Document passage:
_ _ _ _ _

FDA Scolds Abiomed for Not Seeking a PMA for Its Web-Based User Portal
The warning letter is the latest indication of the fresh scrutiny the FDA is paying to software tools and decision aids.
The US Food and Drug Administration has sent a warning letter to Abiomed, saying the cardiovascular device manufacturer should have obtained premarket approval (PMA) for its Impella Connect system before making the software available to users. Specifically, the agency says in the letter made public on the FDA’s Compliance Actions and Activities portal last week, the technology is a device and should have been cleared as such through regulatory processes.
The warning letter, sent to Abiomed September 19, 2023, is the latest in a long line of exchanges sparked by FDA inspections earlier this year. It comes at a time when the agency is cracking down on clinical decision support software, novel tools that are being increasingly used in healthcare settings. Back in May, iRhythm Technologies faced similar scrutiny, receiving its own notice of violations.
The FDA’s letter to Andrew Greenfield, Abiomed’s president since 2022, uses the same stern language: “Your firm should take prompt action to address any violations identified in this letter. Failure to adequately address this matter may result in regulatory action being initiated by the FDA without further notice. These actions include, but are not limited to, seizure, injunction, and civil money penalties.”

_ _ _ _ _

Task set:
(1) In the article on the FDA warning letter to Abiomed, why does the agency say Abiomed should have obtained premarket approval for its Impella Connect system? Answer in one to three sentences.
(2) From the article on the FDA warning letter to Abiomed, copy word for word the part that opens with the words "The warning letter, sent" and closes with "notice of violations.".

_ _ _ _ _

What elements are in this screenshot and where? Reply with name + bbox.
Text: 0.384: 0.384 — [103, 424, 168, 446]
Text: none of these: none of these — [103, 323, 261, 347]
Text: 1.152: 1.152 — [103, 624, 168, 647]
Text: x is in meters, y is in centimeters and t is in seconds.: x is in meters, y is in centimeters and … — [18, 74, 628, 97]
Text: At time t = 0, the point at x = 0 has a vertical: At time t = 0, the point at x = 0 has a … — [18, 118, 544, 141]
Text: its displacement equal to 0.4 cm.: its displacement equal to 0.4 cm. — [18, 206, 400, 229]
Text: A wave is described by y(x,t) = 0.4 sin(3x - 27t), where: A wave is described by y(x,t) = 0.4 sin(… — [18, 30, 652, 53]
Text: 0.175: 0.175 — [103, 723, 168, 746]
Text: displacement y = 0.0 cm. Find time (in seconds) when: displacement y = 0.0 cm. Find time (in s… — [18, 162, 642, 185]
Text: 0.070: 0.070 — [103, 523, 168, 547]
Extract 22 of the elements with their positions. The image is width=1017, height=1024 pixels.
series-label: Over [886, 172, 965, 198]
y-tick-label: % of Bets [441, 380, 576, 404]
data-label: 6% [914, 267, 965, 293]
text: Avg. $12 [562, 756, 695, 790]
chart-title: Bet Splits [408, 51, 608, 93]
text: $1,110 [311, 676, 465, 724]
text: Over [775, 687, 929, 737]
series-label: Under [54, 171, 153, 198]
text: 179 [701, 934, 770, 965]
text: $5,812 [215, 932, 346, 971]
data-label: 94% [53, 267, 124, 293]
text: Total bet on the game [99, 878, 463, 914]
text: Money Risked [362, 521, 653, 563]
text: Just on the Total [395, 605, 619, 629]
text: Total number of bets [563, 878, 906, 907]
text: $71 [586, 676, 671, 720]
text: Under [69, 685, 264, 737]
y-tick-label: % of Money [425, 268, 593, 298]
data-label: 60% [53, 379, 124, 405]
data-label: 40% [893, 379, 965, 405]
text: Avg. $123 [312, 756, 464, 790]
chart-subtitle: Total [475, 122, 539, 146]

_ _ _ _ _

Responses by task:
(1) The FDA says the Impella Connect technology is a device. As a device, it should have been cleared through regulatory processes before the software was made available to users.

(2)
The warning letter, sent to Abiomed September 19, 2023, is the latest in a long line of exchanges sparked by FDA inspections earlier this year. It comes at a time when the agency is cracking down on clinical decision support software, novel tools that are being increasingly used in healthcare settings. Back in May, iRhythm Technologies faced similar scrutiny, receiving its own notice of violations.